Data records
[start]
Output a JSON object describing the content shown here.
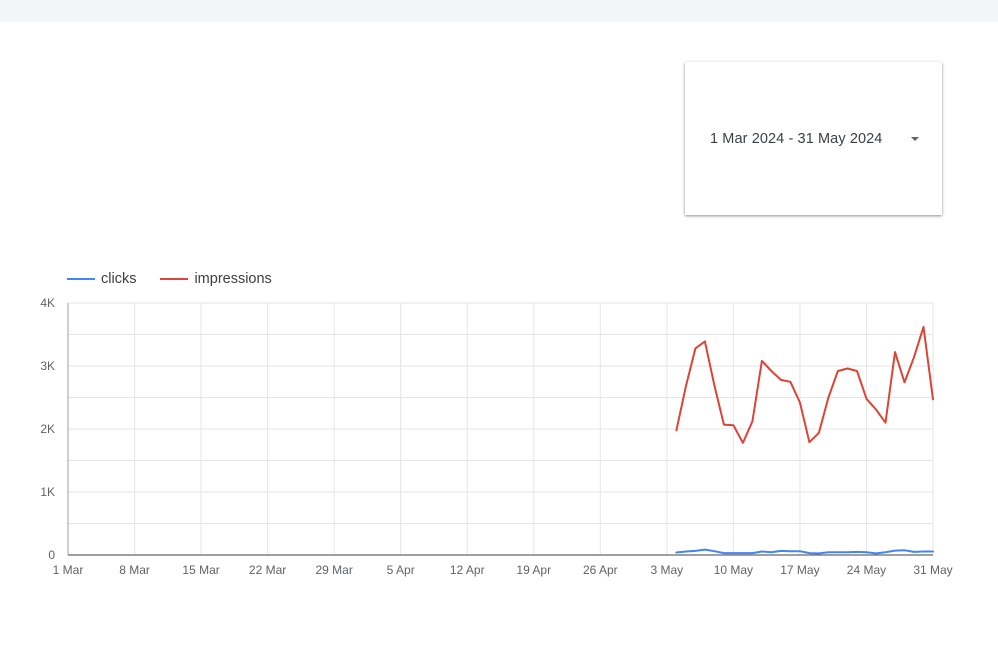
{
  "date_range": {
    "label": "1 Mar 2024 - 31 May 2024",
    "icon": "arrow-drop-down-icon"
  },
  "colors": {
    "clicks": "#4285f4",
    "impressions": "#db4437",
    "grid": "#e6e6e6",
    "axis": "#5f6368"
  },
  "chart_data": {
    "type": "line",
    "legend_position": "top-left",
    "grid": true,
    "x_ticks": [
      "1 Mar",
      "8 Mar",
      "15 Mar",
      "22 Mar",
      "29 Mar",
      "5 Apr",
      "12 Apr",
      "19 Apr",
      "26 Apr",
      "3 May",
      "10 May",
      "17 May",
      "24 May",
      "31 May"
    ],
    "y_ticks": [
      "0",
      "1K",
      "2K",
      "3K",
      "4K"
    ],
    "ylim": [
      0,
      4000
    ],
    "x_range": [
      "2024-03-01",
      "2024-05-31"
    ],
    "x": [
      "2024-05-04",
      "2024-05-05",
      "2024-05-06",
      "2024-05-07",
      "2024-05-08",
      "2024-05-09",
      "2024-05-10",
      "2024-05-11",
      "2024-05-12",
      "2024-05-13",
      "2024-05-14",
      "2024-05-15",
      "2024-05-16",
      "2024-05-17",
      "2024-05-18",
      "2024-05-19",
      "2024-05-20",
      "2024-05-21",
      "2024-05-22",
      "2024-05-23",
      "2024-05-24",
      "2024-05-25",
      "2024-05-26",
      "2024-05-27",
      "2024-05-28",
      "2024-05-29",
      "2024-05-30",
      "2024-05-31"
    ],
    "series": [
      {
        "name": "clicks",
        "values": [
          40,
          55,
          65,
          85,
          60,
          30,
          30,
          30,
          30,
          55,
          45,
          65,
          60,
          60,
          30,
          25,
          45,
          45,
          45,
          50,
          45,
          25,
          45,
          70,
          75,
          50,
          55,
          55
        ]
      },
      {
        "name": "impressions",
        "values": [
          1980,
          2680,
          3280,
          3390,
          2690,
          2070,
          2060,
          1780,
          2120,
          3080,
          2920,
          2780,
          2750,
          2420,
          1790,
          1940,
          2500,
          2920,
          2960,
          2920,
          2480,
          2310,
          2100,
          3220,
          2740,
          3140,
          3620,
          2470
        ]
      }
    ]
  }
}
[end]
What you have to do —
How many lines in the listing above contain the string "impressions"? Answer with the number only.

Result —
2